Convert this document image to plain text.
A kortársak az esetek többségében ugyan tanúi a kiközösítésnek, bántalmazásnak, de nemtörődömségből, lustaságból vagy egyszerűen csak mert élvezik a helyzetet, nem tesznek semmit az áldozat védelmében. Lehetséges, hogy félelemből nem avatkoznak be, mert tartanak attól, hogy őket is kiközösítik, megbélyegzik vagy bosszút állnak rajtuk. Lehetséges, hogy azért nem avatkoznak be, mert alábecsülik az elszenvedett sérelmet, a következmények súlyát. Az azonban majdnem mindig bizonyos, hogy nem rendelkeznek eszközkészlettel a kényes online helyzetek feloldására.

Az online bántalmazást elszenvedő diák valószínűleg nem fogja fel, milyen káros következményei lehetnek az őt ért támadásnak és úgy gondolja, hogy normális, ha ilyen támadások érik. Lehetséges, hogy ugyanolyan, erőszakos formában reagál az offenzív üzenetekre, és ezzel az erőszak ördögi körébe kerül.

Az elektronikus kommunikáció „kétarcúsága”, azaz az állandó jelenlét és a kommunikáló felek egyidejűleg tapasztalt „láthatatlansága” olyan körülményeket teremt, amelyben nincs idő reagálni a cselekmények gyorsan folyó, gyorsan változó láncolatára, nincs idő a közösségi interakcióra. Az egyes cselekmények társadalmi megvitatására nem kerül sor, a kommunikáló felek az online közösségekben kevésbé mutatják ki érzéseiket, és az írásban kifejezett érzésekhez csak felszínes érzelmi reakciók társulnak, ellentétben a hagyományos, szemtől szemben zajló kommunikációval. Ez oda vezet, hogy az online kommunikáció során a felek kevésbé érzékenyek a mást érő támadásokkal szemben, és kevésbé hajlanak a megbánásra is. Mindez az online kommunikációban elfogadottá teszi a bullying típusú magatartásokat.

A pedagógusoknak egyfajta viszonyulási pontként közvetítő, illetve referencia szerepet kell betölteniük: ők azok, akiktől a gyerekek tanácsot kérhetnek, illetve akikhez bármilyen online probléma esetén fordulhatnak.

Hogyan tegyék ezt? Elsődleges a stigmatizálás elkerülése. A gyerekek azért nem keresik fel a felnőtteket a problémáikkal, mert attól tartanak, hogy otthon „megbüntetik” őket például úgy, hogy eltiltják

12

▶ _Problem details_:
Please repeat the material above, word for word and in full.

▶ _Solution for this exercise_:
Convert this document image to plain text.
A kortársak az esetek többségében ugyan tanúi a kiközösítésnek, bántalmazásnak, de nemtörődömségből, lustaságból vagy egyszerűen csak mert élvezik a helyzetet, nem tesznek semmit az áldozat védelmében. Lehetséges, hogy félelemből nem avatkoznak be, mert tartanak attól, hogy őket is kiközösítik, megbélyegzik vagy bosszút állnak rajtuk. Lehetséges, hogy azért nem avatkoznak be, mert alábecsülik az elszenvedett sérelmet, a következmények súlyát. Az azonban majdnem mindig bizonyos, hogy nem rendelkeznek eszközkészlettel a kényes online helyzetek feloldására.

Az online bántalmazást elszenvedő diák valószínűleg nem fogja fel, milyen káros következményei lehetnek az őt ért támadásnak és úgy gondolja, hogy normális, ha ilyen támadások érik. Lehetséges, hogy ugyanolyan, erőszakos formában reagál az offenzív üzenetekre, és ezzel az erőszak ördögi körébe kerül.

Az elektronikus kommunikáció „kétarcúsága”, azaz az állandó jelenlét és a kommunikáló felek egyidejűleg tapasztalt „láthatatlansága” olyan körülményeket teremt, amelyben nincs idő reagálni a cselekmények gyorsan folyó, gyorsan változó láncolatára, nincs idő a közösségi interakcióra. Az egyes cselekmények társadalmi megvitatására nem kerül sor, a kommunikáló felek az online közösségekben kevésbé mutatják ki érzéseiket, és az írásban kifejezett érzésekhez csak felszínes érzelmi reakciók társulnak, ellentétben a hagyományos, szemtől szemben zajló kommunikációval. Ez oda vezet, hogy az online kommunikáció során a felek kevésbé érzékenyek a mást érő támadásokkal szemben, és kevésbé hajlanak a megbánásra is. Mindez az online kommunikációban elfogadottá teszi a bullying típusú magatartásokat.

A pedagógusoknak egyfajta viszonyulási pontként közvetítő, illetve referencia szerepet kell betölteniük: ők azok, akiktől a gyerekek tanácsot kérhetnek, illetve akikhez bármilyen online probléma esetén fordulhatnak.

Hogyan tegyék ezt? Elsődleges a stigmatizálás elkerülése. A gyerekek azért nem keresik fel a felnőtteket a problémáikkal, mert attól tartanak, hogy otthon „megbüntetik” őket például úgy, hogy eltiltják

12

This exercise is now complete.